- WORK REQUIRED -
Emit the entire listing verbatim.

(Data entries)
---+---

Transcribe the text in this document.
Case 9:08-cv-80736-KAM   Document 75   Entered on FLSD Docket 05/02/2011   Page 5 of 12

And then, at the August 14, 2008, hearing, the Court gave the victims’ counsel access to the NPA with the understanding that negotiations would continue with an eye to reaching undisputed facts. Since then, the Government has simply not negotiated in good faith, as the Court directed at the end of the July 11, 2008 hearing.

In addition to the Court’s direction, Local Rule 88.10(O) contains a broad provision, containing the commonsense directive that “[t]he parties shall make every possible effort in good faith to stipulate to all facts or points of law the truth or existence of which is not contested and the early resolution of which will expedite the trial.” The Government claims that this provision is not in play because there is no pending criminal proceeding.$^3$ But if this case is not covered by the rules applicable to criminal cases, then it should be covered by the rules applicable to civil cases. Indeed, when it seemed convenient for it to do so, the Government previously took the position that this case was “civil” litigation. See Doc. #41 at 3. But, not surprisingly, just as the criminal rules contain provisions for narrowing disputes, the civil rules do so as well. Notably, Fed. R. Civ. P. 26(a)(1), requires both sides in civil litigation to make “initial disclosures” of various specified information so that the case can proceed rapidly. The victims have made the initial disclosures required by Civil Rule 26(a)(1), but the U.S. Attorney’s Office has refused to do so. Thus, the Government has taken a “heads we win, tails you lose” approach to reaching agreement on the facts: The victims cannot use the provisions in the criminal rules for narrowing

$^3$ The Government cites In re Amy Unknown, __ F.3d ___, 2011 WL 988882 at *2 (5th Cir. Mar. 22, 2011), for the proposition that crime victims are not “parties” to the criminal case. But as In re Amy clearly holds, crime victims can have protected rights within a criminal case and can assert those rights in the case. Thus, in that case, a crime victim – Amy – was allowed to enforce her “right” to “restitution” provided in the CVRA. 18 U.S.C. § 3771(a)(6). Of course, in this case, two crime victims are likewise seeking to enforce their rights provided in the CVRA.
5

---+---

- SOLUTION TO THIS PROBLEM -
Transcribe the text in this document.
Case 9:08-cv-80736-KAM   Document 75   Entered on FLSD Docket 05/02/2011   Page 5 of 12

And then, at the August 14, 2008, hearing, the Court gave the victims’ counsel access to the NPA with the understanding that negotiations would continue with an eye to reaching undisputed facts. Since then, the Government has simply not negotiated in good faith, as the Court directed at the end of the July 11, 2008 hearing.

In addition to the Court’s direction, Local Rule 88.10(O) contains a broad provision, containing the commonsense directive that “[t]he parties shall make every possible effort in good faith to stipulate to all facts or points of law the truth or existence of which is not contested and the early resolution of which will expedite the trial.” The Government claims that this provision is not in play because there is no pending criminal proceeding.$^3$ But if this case is not covered by the rules applicable to criminal cases, then it should be covered by the rules applicable to civil cases. Indeed, when it seemed convenient for it to do so, the Government previously took the position that this case was “civil” litigation. See Doc. #41 at 3. But, not surprisingly, just as the criminal rules contain provisions for narrowing disputes, the civil rules do so as well. Notably, Fed. R. Civ. P. 26(a)(1), requires both sides in civil litigation to make “initial disclosures” of various specified information so that the case can proceed rapidly. The victims have made the initial disclosures required by Civil Rule 26(a)(1), but the U.S. Attorney’s Office has refused to do so. Thus, the Government has taken a “heads we win, tails you lose” approach to reaching agreement on the facts: The victims cannot use the provisions in the criminal rules for narrowing

$^3$ The Government cites In re Amy Unknown, __ F.3d ___, 2011 WL 988882 at *2 (5th Cir. Mar. 22, 2011), for the proposition that crime victims are not “parties” to the criminal case. But as In re Amy clearly holds, crime victims can have protected rights within a criminal case and can assert those rights in the case. Thus, in that case, a crime victim – Amy – was allowed to enforce her “right” to “restitution” provided in the CVRA. 18 U.S.C. § 3771(a)(6). Of course, in this case, two crime victims are likewise seeking to enforce their rights provided in the CVRA.
5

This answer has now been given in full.